== Problem requirements ==
Answer with a number only: how many lines of the data contain "method"?

== Record excerpts ==
--- start ---

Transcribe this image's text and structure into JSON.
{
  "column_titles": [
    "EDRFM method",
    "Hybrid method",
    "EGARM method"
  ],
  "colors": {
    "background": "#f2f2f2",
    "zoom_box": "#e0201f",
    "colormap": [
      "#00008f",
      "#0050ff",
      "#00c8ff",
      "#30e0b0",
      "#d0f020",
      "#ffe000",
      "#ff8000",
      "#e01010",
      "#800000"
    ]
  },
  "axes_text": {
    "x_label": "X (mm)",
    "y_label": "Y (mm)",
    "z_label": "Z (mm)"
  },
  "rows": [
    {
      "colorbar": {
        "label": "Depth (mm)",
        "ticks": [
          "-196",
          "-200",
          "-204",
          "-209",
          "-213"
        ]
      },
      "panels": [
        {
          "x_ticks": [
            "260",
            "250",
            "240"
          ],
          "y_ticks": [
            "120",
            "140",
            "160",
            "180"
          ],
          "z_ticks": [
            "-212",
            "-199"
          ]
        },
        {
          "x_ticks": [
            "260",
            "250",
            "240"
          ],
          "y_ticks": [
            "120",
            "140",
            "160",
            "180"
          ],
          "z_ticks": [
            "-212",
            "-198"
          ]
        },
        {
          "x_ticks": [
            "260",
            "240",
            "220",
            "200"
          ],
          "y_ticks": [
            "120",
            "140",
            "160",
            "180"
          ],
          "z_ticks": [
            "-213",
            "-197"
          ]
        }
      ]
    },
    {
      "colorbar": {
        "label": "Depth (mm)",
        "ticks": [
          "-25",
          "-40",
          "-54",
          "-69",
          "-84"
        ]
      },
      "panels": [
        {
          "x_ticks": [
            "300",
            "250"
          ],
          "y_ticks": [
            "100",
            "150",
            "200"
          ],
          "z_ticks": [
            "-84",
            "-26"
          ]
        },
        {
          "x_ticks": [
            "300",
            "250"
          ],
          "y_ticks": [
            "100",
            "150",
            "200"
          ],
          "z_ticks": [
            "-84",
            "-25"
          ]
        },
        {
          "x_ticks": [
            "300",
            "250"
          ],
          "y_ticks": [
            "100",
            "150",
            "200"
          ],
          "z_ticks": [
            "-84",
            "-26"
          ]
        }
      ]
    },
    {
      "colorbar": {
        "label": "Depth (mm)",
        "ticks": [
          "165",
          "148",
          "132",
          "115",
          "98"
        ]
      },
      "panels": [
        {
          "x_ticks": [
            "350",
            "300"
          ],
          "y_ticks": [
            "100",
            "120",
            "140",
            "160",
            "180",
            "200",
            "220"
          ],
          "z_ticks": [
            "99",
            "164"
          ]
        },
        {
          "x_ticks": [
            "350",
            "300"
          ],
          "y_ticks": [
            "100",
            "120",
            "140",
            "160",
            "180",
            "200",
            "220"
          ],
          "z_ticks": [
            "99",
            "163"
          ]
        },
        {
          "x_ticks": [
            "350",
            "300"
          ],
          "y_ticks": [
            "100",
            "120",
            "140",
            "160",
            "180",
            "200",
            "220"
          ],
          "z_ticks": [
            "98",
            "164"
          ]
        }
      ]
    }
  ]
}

--- end ---
--- start ---

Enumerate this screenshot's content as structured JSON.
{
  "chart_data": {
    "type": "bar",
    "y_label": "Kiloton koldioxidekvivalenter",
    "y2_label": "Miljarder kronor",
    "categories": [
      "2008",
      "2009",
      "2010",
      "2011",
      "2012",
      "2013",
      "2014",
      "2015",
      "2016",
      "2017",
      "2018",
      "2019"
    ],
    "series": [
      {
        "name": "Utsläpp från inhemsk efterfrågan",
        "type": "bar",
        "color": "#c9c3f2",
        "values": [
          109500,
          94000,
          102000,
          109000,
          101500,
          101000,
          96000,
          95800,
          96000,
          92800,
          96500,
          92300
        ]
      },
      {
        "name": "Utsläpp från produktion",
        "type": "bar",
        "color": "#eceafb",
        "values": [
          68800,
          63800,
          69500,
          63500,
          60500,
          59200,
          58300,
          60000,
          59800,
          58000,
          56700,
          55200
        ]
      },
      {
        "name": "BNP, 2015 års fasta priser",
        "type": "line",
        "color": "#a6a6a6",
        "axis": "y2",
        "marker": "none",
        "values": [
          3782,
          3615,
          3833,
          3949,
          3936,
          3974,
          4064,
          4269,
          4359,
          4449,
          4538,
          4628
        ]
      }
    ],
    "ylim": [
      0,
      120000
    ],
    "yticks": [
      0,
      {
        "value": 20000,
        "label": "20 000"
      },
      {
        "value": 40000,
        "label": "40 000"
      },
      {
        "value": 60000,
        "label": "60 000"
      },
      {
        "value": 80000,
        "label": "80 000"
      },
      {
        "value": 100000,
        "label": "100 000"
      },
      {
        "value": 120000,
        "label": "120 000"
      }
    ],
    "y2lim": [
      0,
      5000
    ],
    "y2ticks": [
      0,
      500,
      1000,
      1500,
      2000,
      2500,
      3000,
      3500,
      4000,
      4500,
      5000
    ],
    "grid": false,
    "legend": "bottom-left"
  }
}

--- end ---

== Expected output ==
3